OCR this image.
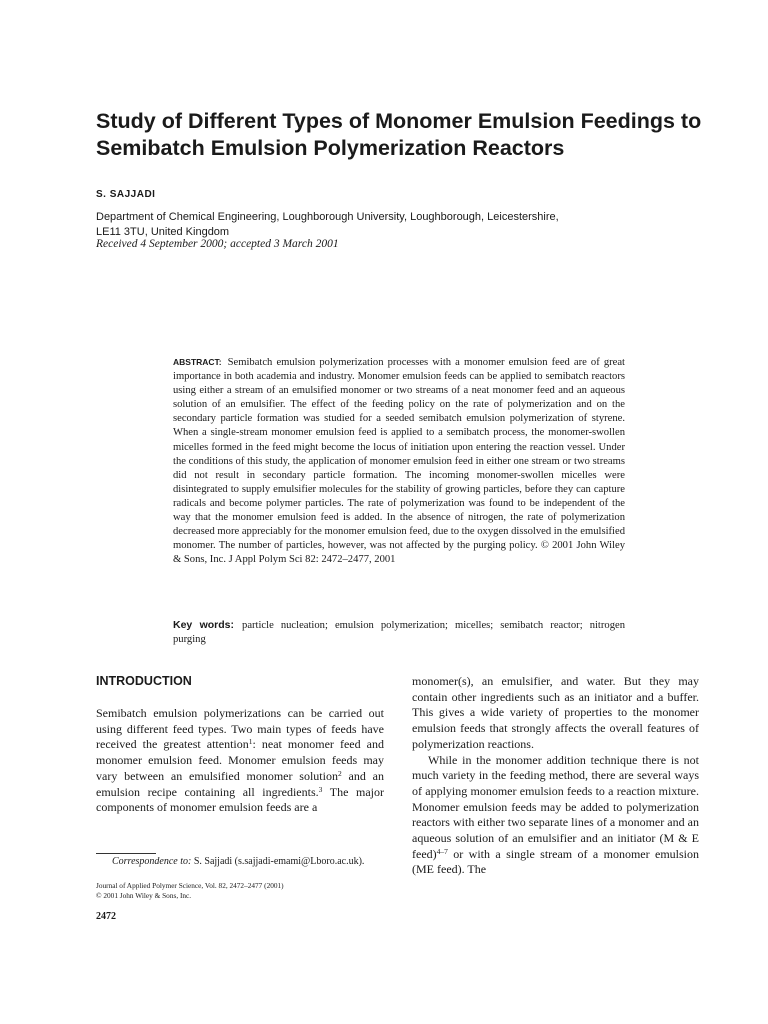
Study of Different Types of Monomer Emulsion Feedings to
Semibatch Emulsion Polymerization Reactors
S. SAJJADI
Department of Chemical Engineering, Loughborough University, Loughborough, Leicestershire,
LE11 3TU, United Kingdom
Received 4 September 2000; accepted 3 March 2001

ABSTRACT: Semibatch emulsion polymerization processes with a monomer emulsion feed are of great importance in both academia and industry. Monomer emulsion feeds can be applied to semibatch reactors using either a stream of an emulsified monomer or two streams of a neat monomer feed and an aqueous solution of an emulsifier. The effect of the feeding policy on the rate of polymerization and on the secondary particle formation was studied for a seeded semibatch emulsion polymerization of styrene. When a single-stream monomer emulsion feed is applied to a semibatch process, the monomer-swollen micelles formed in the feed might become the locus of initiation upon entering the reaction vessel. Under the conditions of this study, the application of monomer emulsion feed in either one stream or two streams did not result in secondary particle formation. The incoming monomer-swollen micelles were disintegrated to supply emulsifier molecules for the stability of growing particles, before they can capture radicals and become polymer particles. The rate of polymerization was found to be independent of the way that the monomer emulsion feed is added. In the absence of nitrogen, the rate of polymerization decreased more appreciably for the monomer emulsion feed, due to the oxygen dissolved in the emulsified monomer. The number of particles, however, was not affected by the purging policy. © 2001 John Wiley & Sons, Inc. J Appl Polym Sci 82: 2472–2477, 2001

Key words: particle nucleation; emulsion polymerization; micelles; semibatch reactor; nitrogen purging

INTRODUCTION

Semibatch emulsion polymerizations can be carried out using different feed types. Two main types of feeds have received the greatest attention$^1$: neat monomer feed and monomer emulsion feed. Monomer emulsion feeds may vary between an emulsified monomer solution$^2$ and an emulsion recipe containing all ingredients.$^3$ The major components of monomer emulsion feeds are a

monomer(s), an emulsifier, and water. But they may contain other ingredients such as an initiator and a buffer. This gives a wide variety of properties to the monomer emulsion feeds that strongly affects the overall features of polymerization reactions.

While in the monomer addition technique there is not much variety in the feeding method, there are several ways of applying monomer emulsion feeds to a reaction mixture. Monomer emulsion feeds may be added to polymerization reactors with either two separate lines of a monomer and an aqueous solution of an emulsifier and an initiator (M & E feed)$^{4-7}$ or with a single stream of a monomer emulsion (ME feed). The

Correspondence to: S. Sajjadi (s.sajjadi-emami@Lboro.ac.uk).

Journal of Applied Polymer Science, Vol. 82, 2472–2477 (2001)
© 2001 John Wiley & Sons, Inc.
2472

### PROBLEM REQUIREMENTS
Reproduce the whole listing above word for word, but not its pictures.

### SOLUTION TO THIS EXERCISE
OCR this image.
Study of Different Types of Monomer Emulsion Feedings to
Semibatch Emulsion Polymerization Reactors
S. SAJJADI
Department of Chemical Engineering, Loughborough University, Loughborough, Leicestershire,
LE11 3TU, United Kingdom
Received 4 September 2000; accepted 3 March 2001

ABSTRACT: Semibatch emulsion polymerization processes with a monomer emulsion feed are of great importance in both academia and industry. Monomer emulsion feeds can be applied to semibatch reactors using either a stream of an emulsified monomer or two streams of a neat monomer feed and an aqueous solution of an emulsifier. The effect of the feeding policy on the rate of polymerization and on the secondary particle formation was studied for a seeded semibatch emulsion polymerization of styrene. When a single-stream monomer emulsion feed is applied to a semibatch process, the monomer-swollen micelles formed in the feed might become the locus of initiation upon entering the reaction vessel. Under the conditions of this study, the application of monomer emulsion feed in either one stream or two streams did not result in secondary particle formation. The incoming monomer-swollen micelles were disintegrated to supply emulsifier molecules for the stability of growing particles, before they can capture radicals and become polymer particles. The rate of polymerization was found to be independent of the way that the monomer emulsion feed is added. In the absence of nitrogen, the rate of polymerization decreased more appreciably for the monomer emulsion feed, due to the oxygen dissolved in the emulsified monomer. The number of particles, however, was not affected by the purging policy. © 2001 John Wiley & Sons, Inc. J Appl Polym Sci 82: 2472–2477, 2001

Key words: particle nucleation; emulsion polymerization; micelles; semibatch reactor; nitrogen purging

INTRODUCTION

Semibatch emulsion polymerizations can be carried out using different feed types. Two main types of feeds have received the greatest attention$^1$: neat monomer feed and monomer emulsion feed. Monomer emulsion feeds may vary between an emulsified monomer solution$^2$ and an emulsion recipe containing all ingredients.$^3$ The major components of monomer emulsion feeds are a

monomer(s), an emulsifier, and water. But they may contain other ingredients such as an initiator and a buffer. This gives a wide variety of properties to the monomer emulsion feeds that strongly affects the overall features of polymerization reactions.

While in the monomer addition technique there is not much variety in the feeding method, there are several ways of applying monomer emulsion feeds to a reaction mixture. Monomer emulsion feeds may be added to polymerization reactors with either two separate lines of a monomer and an aqueous solution of an emulsifier and an initiator (M & E feed)$^{4-7}$ or with a single stream of a monomer emulsion (ME feed). The

Correspondence to: S. Sajjadi (s.sajjadi-emami@Lboro.ac.uk).

Journal of Applied Polymer Science, Vol. 82, 2472–2477 (2001)
© 2001 John Wiley & Sons, Inc.
2472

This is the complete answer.